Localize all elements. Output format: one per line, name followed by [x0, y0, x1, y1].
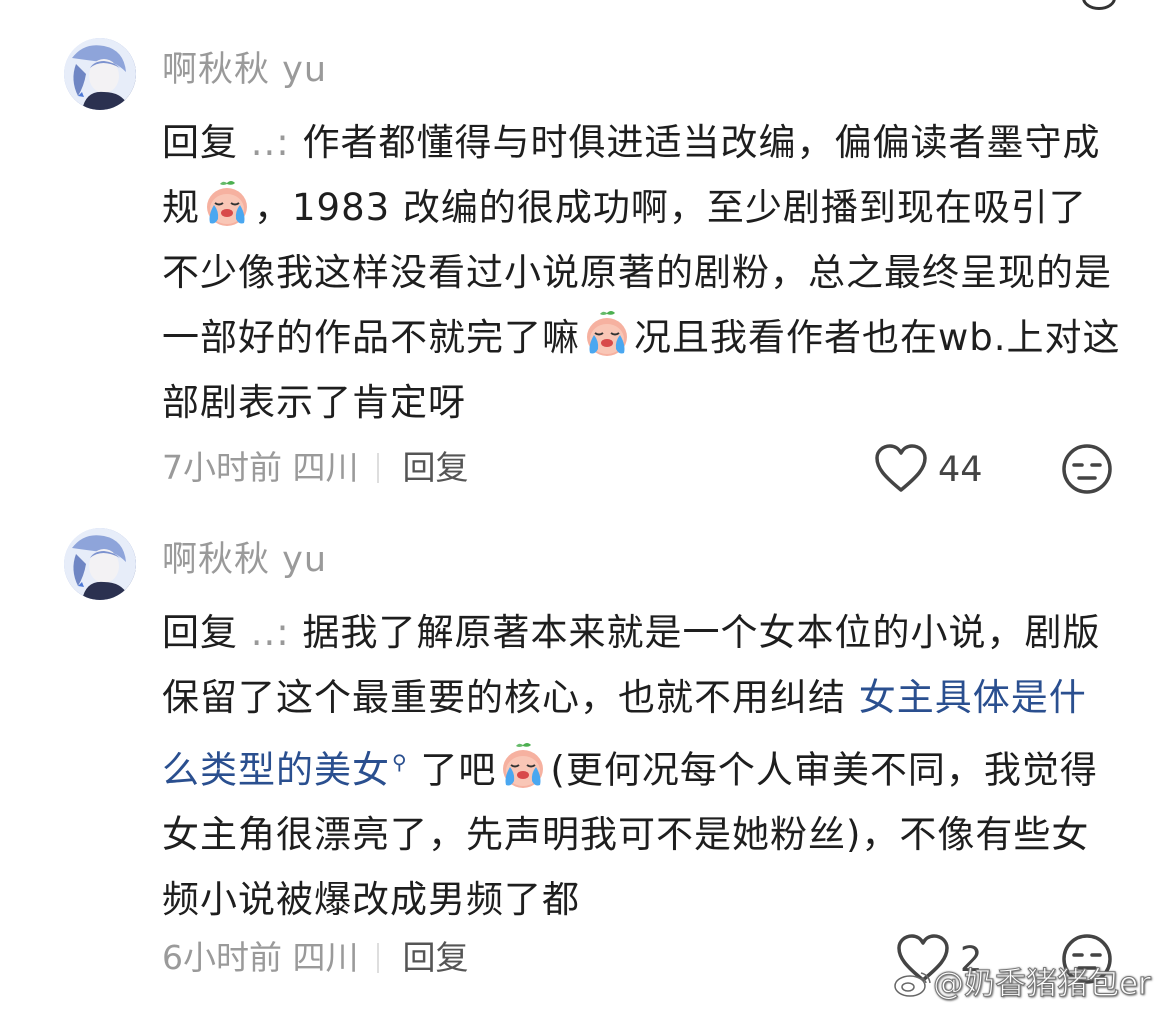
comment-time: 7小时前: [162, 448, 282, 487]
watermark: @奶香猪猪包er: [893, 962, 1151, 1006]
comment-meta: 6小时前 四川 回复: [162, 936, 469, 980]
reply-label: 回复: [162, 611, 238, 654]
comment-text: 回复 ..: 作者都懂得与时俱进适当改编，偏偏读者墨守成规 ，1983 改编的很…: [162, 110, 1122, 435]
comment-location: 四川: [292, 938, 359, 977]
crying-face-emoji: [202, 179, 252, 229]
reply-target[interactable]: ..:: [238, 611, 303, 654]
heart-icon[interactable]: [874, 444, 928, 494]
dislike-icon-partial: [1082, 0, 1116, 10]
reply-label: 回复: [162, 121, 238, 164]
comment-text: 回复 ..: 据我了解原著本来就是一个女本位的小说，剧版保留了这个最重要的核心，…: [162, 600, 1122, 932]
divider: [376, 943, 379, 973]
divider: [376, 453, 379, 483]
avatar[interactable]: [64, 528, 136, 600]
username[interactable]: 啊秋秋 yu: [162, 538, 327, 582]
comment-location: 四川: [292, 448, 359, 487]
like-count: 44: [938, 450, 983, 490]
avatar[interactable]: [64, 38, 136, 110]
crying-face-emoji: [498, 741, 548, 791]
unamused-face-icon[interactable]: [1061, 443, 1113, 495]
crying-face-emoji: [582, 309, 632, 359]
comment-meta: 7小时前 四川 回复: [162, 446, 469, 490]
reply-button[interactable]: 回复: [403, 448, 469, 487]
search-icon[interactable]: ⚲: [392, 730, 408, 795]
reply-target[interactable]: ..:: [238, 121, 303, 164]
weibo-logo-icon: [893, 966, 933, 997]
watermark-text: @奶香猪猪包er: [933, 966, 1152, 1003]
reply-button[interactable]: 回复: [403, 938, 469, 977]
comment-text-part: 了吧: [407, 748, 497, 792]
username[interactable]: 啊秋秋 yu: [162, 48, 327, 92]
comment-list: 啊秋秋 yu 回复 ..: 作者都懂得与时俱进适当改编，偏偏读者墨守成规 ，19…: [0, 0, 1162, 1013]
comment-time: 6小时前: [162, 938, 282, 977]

* * *

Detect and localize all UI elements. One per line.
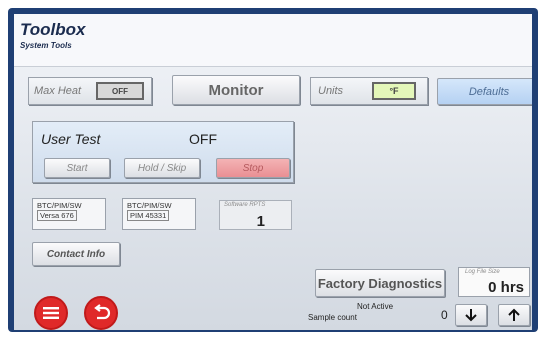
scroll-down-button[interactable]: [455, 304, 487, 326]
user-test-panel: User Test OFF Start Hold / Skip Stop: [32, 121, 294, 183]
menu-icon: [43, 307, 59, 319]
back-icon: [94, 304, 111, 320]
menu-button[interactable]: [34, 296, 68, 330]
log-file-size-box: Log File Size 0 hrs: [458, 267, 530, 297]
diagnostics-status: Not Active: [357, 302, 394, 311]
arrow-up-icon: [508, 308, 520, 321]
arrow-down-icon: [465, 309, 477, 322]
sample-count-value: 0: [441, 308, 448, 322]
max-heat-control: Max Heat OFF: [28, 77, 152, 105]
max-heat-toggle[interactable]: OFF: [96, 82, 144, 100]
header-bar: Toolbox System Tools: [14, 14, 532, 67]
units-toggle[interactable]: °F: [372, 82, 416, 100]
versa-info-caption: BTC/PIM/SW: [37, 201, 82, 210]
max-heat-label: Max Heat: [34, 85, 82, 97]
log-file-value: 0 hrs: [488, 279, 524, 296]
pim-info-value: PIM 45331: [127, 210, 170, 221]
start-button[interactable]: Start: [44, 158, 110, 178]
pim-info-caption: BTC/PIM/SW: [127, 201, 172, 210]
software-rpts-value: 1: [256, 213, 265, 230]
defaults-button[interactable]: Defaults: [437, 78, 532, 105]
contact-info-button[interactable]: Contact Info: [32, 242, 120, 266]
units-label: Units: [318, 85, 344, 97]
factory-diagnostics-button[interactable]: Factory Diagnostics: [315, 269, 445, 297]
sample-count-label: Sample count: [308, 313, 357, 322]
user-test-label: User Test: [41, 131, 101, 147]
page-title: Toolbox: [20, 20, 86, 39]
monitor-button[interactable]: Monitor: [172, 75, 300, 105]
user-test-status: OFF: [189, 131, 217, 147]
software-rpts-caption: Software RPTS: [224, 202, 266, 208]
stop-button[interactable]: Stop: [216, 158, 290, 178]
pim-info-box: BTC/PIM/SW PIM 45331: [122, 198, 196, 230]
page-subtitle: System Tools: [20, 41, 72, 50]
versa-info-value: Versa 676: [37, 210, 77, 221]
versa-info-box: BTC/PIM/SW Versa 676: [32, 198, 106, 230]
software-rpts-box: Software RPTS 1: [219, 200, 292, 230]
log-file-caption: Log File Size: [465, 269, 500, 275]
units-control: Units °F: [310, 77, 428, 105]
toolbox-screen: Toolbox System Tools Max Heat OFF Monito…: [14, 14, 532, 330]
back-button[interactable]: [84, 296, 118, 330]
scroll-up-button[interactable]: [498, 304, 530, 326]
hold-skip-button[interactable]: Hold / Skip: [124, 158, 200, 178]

==

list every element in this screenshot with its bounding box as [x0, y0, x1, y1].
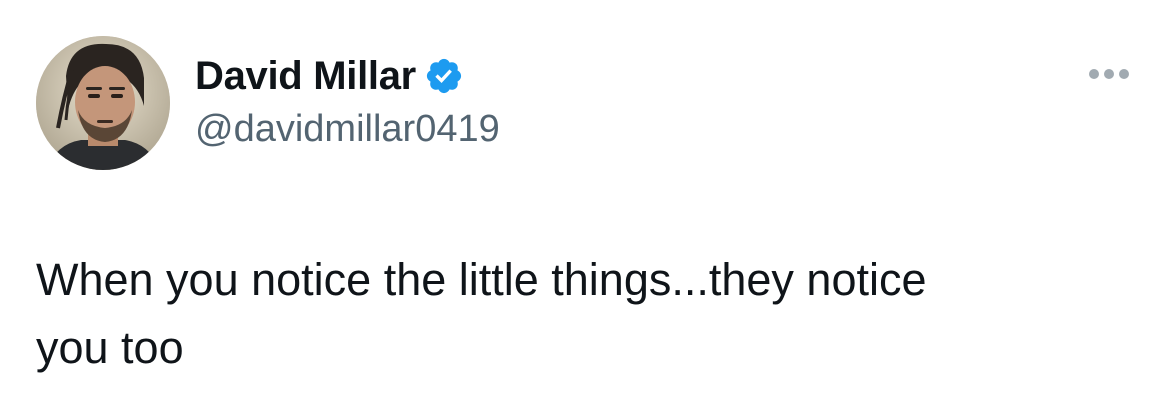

▸ **Stated task**:
Rewrite the rows from the line containing "Localize all elements." down to the line containing "comment-time: 6小时前: [162, 938, 282, 977]", replacing "divider" with "separator" and keeping everything else unchanged. Leave the picture out of your answer.

▸ **The output**:
Localize all elements. Output format: one per line, name followed by [x0, y0, x1, y1].
comment-time: 7小时前: [162, 448, 282, 487]
watermark: @奶香猪猪包er: [893, 962, 1151, 1006]
comment-meta: 6小时前 四川 回复: [162, 936, 469, 980]
reply-label: 回复: [162, 611, 238, 654]
comment-text: 回复 ..: 作者都懂得与时俱进适当改编，偏偏读者墨守成规 ，1983 改编的很…: [162, 110, 1122, 435]
comment-location: 四川: [292, 938, 359, 977]
crying-face-emoji: [202, 179, 252, 229]
reply-target[interactable]: ..:: [238, 611, 303, 654]
heart-icon[interactable]: [874, 444, 928, 494]
dislike-icon-partial: [1082, 0, 1116, 10]
reply-label: 回复: [162, 121, 238, 164]
comment-text: 回复 ..: 据我了解原著本来就是一个女本位的小说，剧版保留了这个最重要的核心，…: [162, 600, 1122, 932]
separator: [376, 943, 379, 973]
separator: [376, 453, 379, 483]
avatar[interactable]: [64, 528, 136, 600]
username[interactable]: 啊秋秋 yu: [162, 538, 327, 582]
comment-location: 四川: [292, 448, 359, 487]
like-count: 44: [938, 450, 983, 490]
avatar[interactable]: [64, 38, 136, 110]
crying-face-emoji: [498, 741, 548, 791]
unamused-face-icon[interactable]: [1061, 443, 1113, 495]
crying-face-emoji: [582, 309, 632, 359]
comment-meta: 7小时前 四川 回复: [162, 446, 469, 490]
reply-button[interactable]: 回复: [403, 448, 469, 487]
search-icon[interactable]: ⚲: [392, 730, 408, 795]
reply-target[interactable]: ..:: [238, 121, 303, 164]
weibo-logo-icon: [893, 966, 933, 997]
watermark-text: @奶香猪猪包er: [933, 966, 1152, 1003]
reply-button[interactable]: 回复: [403, 938, 469, 977]
comment-text-part: 了吧: [407, 748, 497, 792]
username[interactable]: 啊秋秋 yu: [162, 48, 327, 92]
comment-list: 啊秋秋 yu 回复 ..: 作者都懂得与时俱进适当改编，偏偏读者墨守成规 ，19…: [0, 0, 1162, 1013]
comment-time: 6小时前: [162, 938, 282, 977]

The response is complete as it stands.